### EXERCISE
Below are the entries; output exactly the lines from the one containing "Give me a plain-text" through the final line, inclusive.

### Stored records

-- start --

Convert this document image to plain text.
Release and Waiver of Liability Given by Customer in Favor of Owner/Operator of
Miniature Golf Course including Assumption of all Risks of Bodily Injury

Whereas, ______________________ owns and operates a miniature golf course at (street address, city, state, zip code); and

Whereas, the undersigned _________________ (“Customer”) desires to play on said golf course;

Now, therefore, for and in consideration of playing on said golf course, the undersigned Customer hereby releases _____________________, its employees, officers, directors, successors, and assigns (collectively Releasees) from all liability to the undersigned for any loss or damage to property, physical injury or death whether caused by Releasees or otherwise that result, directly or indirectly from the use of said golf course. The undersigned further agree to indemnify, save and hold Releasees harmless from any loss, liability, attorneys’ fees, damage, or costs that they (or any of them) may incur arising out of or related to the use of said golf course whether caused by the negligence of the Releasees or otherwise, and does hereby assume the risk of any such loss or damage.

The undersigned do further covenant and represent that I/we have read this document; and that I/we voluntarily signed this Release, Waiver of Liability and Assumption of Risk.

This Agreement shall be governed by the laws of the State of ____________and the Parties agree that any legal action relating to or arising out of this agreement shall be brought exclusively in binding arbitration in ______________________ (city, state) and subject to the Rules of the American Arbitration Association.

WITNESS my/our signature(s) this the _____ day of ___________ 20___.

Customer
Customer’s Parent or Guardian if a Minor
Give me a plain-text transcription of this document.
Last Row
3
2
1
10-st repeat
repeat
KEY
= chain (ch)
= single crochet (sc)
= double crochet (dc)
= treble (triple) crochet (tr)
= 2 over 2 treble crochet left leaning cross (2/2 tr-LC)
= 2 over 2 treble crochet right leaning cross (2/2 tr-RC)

-- end --

### RESULT OF THIS EXERCISE
Give me a plain-text transcription of this document.
Last Row
3
2
1
10-st repeat
repeat
KEY
= chain (ch)
= single crochet (sc)
= double crochet (dc)
= treble (triple) crochet (tr)
= 2 over 2 treble crochet left leaning cross (2/2 tr-LC)
= 2 over 2 treble crochet right leaning cross (2/2 tr-RC)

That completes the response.